───── DATA IN THIS EXERCISE

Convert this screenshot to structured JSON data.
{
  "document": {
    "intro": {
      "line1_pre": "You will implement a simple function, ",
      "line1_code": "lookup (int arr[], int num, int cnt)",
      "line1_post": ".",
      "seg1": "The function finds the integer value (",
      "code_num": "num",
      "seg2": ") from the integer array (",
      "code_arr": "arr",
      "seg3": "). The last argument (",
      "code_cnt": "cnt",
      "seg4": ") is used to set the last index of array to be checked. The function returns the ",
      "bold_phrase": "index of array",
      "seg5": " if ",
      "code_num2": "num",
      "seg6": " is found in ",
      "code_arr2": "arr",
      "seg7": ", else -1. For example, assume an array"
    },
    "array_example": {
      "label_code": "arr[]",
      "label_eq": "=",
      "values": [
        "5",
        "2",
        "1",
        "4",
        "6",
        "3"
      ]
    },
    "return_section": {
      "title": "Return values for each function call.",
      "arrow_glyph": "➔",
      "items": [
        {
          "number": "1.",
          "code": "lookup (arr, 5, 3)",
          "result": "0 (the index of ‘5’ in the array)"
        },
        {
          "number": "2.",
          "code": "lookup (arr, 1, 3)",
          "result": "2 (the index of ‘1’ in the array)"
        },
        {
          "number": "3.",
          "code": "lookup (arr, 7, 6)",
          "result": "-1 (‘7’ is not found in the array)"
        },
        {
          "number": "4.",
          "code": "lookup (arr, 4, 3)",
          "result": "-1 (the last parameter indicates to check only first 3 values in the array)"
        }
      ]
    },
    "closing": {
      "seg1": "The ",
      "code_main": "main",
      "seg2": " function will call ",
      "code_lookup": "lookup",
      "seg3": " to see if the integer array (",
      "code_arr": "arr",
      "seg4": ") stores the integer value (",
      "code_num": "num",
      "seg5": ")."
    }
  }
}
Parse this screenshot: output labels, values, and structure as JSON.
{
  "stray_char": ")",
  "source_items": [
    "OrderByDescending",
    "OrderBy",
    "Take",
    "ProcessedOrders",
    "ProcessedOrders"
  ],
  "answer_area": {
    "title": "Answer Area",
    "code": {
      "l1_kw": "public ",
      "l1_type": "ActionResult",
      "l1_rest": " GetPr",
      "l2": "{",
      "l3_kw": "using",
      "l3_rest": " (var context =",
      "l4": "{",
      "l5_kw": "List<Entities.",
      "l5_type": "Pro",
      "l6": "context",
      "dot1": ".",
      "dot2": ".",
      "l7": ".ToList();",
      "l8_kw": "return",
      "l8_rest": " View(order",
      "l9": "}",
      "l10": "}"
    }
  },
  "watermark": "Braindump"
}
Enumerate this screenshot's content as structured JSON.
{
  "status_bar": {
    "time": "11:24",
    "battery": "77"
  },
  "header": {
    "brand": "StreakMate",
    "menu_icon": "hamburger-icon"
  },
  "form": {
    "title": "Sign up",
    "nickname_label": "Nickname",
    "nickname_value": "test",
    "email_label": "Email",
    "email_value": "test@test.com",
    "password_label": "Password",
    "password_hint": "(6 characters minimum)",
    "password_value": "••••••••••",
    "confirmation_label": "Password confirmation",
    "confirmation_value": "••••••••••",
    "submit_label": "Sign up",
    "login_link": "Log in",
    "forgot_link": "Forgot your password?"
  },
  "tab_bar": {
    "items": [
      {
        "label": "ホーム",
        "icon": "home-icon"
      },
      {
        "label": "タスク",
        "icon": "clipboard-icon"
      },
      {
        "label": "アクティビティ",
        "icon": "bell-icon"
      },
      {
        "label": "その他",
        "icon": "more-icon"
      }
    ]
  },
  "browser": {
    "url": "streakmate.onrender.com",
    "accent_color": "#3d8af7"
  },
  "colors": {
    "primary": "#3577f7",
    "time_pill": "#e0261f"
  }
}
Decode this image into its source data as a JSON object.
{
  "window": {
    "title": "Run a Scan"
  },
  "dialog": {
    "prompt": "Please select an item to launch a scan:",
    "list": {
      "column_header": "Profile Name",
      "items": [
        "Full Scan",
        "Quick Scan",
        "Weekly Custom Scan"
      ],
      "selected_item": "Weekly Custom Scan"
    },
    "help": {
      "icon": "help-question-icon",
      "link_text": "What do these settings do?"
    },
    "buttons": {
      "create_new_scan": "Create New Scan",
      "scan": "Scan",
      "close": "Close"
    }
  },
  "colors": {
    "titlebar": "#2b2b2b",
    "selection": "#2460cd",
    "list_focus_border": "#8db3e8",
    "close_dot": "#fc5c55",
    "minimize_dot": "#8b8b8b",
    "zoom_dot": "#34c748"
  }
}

──────────

### TASK INSTRUCTIONS
Exactly how many lines of the material contain the word "test"? Write the number alone.

### ANSWER BELOW
2